▶ WRITTEN TASK
Quote the records beneath, complete and exact. Leave out images.
▶
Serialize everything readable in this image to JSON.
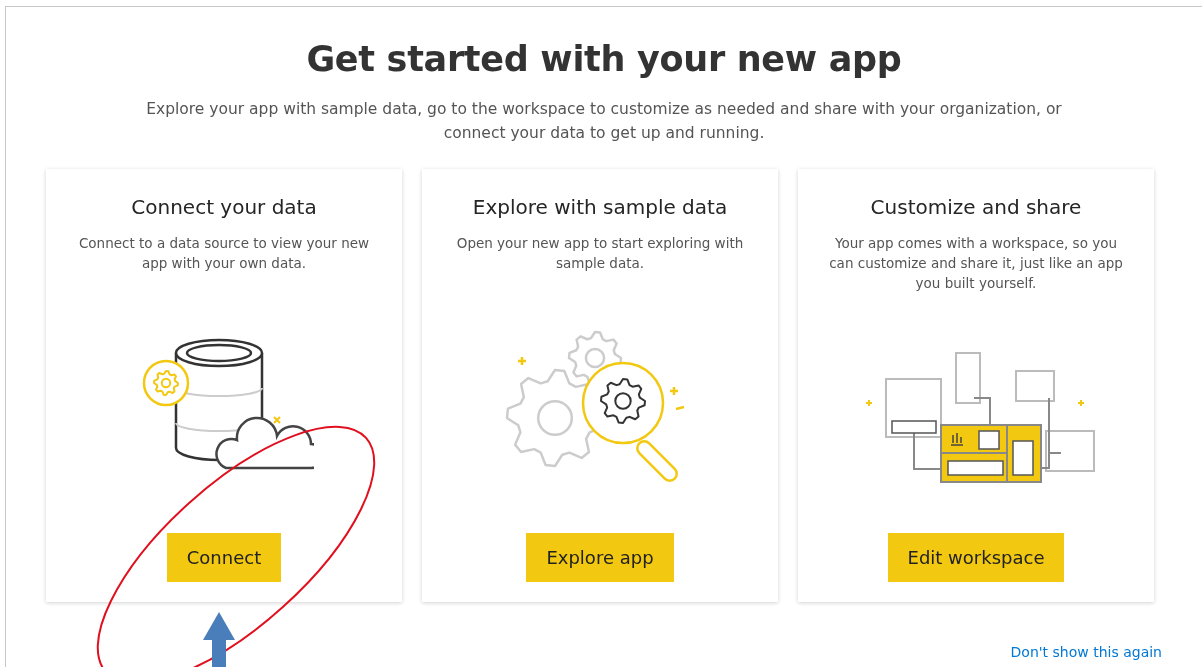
{
  "title": "Get started with your new app",
  "subtitle": "Explore your app with sample data, go to the workspace to customize as needed and share with your organization, or connect your data to get up and running.",
  "cards": [
    {
      "kind": "database",
      "title": "Connect your data",
      "description": "Connect to a data source to view your new app with your own data.",
      "button": "Connect"
    },
    {
      "kind": "magnifier",
      "title": "Explore with sample data",
      "description": "Open your new app to start exploring with sample data.",
      "button": "Explore app"
    },
    {
      "kind": "dashboard",
      "title": "Customize and share",
      "description": "Your app comes with a workspace, so you can customize and share it, just like an app you built yourself.",
      "button": "Edit workspace"
    }
  ],
  "footer_link": "Don't show this again"
}
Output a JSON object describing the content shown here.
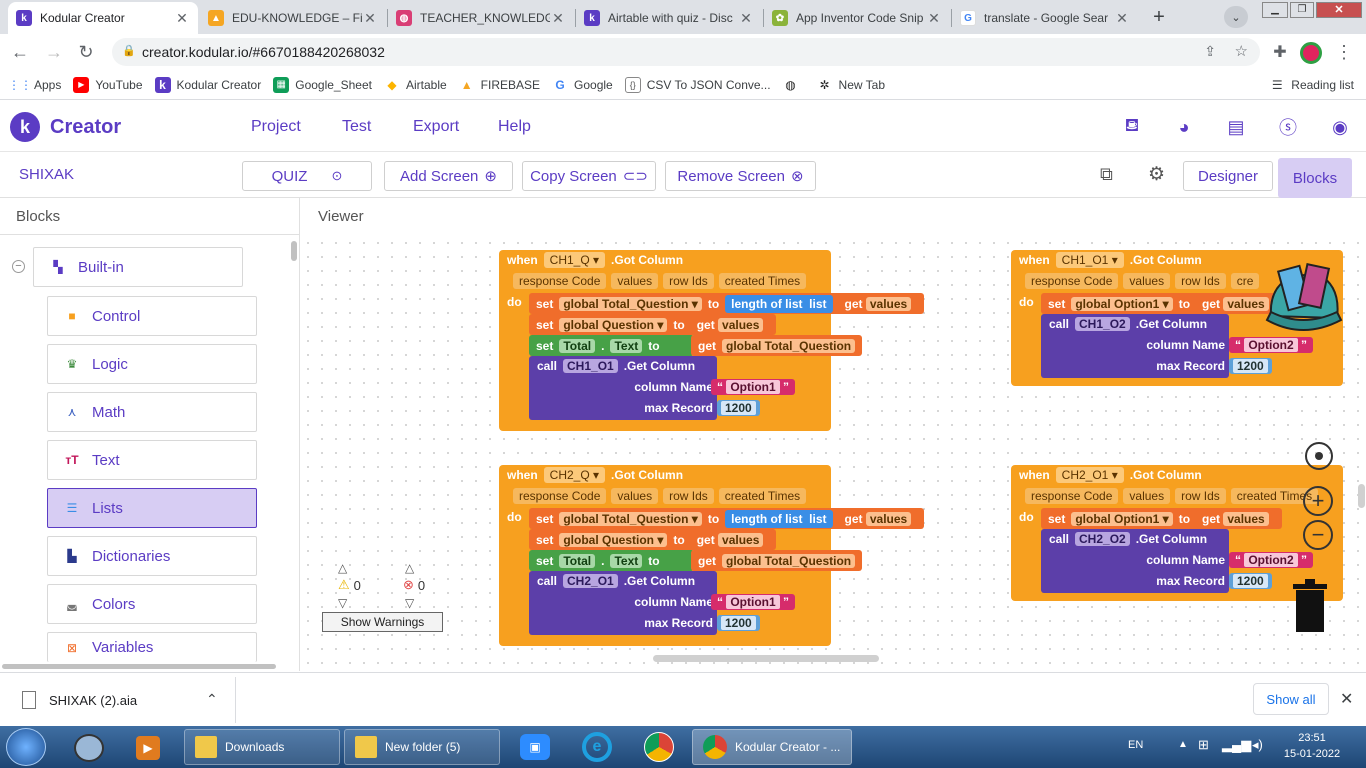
◀
▶ EXERCISE RESPONSE
Serialize everything readable in this image to JSON.
{
  "title": "Get started with your new app",
  "subtitle": "Explore your app with sample data, go to the workspace to customize as needed and share with your organization, or connect your data to get up and running.",
  "cards": [
    {
      "kind": "database",
      "title": "Connect your data",
      "description": "Connect to a data source to view your new app with your own data.",
      "button": "Connect"
    },
    {
      "kind": "magnifier",
      "title": "Explore with sample data",
      "description": "Open your new app to start exploring with sample data.",
      "button": "Explore app"
    },
    {
      "kind": "dashboard",
      "title": "Customize and share",
      "description": "Your app comes with a workspace, so you can customize and share it, just like an app you built yourself.",
      "button": "Edit workspace"
    }
  ],
  "footer_link": "Don't show this again"
}
Output a JSON object describing the content shown here.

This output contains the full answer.